Objective
Copy the data word for word, beginning with its first line and ending after the line that contains "weather-badge: 1 [38,1029,56,1047]", including both of those lines.

Available records
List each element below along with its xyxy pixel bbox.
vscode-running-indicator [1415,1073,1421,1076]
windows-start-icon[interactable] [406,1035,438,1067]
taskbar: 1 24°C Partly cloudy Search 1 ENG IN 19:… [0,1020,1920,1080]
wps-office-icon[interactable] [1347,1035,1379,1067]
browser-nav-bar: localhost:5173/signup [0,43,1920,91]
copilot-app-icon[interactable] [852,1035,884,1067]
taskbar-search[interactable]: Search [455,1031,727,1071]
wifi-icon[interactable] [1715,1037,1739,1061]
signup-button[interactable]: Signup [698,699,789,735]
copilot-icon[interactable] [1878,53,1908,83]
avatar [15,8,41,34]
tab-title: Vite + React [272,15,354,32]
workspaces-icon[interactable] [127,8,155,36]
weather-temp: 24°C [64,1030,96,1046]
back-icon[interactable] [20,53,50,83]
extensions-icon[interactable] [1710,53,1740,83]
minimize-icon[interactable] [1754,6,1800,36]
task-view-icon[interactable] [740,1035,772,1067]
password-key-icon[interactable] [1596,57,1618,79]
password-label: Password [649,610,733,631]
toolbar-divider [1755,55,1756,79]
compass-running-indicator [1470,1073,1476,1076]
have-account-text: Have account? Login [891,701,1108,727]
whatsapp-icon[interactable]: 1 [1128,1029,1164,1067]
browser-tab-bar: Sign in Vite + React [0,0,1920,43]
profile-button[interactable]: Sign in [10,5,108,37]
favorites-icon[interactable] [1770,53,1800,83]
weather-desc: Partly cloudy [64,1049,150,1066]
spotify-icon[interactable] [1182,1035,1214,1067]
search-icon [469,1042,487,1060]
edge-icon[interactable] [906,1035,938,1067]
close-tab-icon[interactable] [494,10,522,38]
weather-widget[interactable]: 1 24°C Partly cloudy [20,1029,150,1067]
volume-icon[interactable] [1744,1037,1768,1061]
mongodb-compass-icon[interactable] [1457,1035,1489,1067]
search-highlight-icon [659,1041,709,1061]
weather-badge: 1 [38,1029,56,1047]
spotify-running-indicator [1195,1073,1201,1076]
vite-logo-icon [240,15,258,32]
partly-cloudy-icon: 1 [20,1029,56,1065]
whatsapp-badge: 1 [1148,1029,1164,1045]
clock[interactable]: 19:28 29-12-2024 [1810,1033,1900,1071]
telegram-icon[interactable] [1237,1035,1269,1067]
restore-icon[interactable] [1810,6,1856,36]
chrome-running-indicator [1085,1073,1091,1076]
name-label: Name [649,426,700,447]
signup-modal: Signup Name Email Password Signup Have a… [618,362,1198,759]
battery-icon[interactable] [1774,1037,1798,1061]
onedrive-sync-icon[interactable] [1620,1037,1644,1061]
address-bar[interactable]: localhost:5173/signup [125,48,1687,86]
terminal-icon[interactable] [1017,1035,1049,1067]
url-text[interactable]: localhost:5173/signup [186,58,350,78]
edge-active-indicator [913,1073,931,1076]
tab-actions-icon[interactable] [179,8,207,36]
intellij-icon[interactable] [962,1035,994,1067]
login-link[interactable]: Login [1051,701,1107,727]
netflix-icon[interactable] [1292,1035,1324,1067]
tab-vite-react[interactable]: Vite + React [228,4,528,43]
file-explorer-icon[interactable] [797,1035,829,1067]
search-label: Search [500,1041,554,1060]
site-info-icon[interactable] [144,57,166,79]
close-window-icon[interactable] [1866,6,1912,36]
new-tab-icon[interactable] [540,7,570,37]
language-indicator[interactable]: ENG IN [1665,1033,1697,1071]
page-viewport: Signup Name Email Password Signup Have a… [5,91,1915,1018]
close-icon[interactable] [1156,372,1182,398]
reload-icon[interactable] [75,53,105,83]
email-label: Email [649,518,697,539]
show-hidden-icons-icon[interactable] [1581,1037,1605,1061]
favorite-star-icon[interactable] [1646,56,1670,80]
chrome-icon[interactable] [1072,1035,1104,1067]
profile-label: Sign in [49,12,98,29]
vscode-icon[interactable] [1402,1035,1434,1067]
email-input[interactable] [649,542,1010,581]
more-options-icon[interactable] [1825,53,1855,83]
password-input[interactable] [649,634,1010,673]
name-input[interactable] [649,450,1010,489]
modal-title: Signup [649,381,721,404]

Task response
List each element below along with its xyxy pixel bbox.
vscode-running-indicator [1415,1073,1421,1076]
windows-start-icon[interactable] [406,1035,438,1067]
taskbar: 1 24°C Partly cloudy Search 1 ENG IN 19:… [0,1020,1920,1080]
wps-office-icon[interactable] [1347,1035,1379,1067]
browser-nav-bar: localhost:5173/signup [0,43,1920,91]
copilot-app-icon[interactable] [852,1035,884,1067]
taskbar-search[interactable]: Search [455,1031,727,1071]
wifi-icon[interactable] [1715,1037,1739,1061]
signup-button[interactable]: Signup [698,699,789,735]
copilot-icon[interactable] [1878,53,1908,83]
avatar [15,8,41,34]
tab-title: Vite + React [272,15,354,32]
workspaces-icon[interactable] [127,8,155,36]
weather-temp: 24°C [64,1030,96,1046]
back-icon[interactable] [20,53,50,83]
extensions-icon[interactable] [1710,53,1740,83]
minimize-icon[interactable] [1754,6,1800,36]
task-view-icon[interactable] [740,1035,772,1067]
password-key-icon[interactable] [1596,57,1618,79]
password-label: Password [649,610,733,631]
toolbar-divider [1755,55,1756,79]
compass-running-indicator [1470,1073,1476,1076]
have-account-text: Have account? Login [891,701,1108,727]
whatsapp-icon[interactable]: 1 [1128,1029,1164,1067]
browser-tab-bar: Sign in Vite + React [0,0,1920,43]
profile-button[interactable]: Sign in [10,5,108,37]
favorites-icon[interactable] [1770,53,1800,83]
weather-desc: Partly cloudy [64,1049,150,1066]
spotify-icon[interactable] [1182,1035,1214,1067]
search-icon [469,1042,487,1060]
edge-icon[interactable] [906,1035,938,1067]
close-tab-icon[interactable] [494,10,522,38]
weather-widget[interactable]: 1 24°C Partly cloudy [20,1029,150,1067]
volume-icon[interactable] [1744,1037,1768,1061]
mongodb-compass-icon[interactable] [1457,1035,1489,1067]
search-highlight-icon [659,1041,709,1061]
weather-badge: 1 [38,1029,56,1047]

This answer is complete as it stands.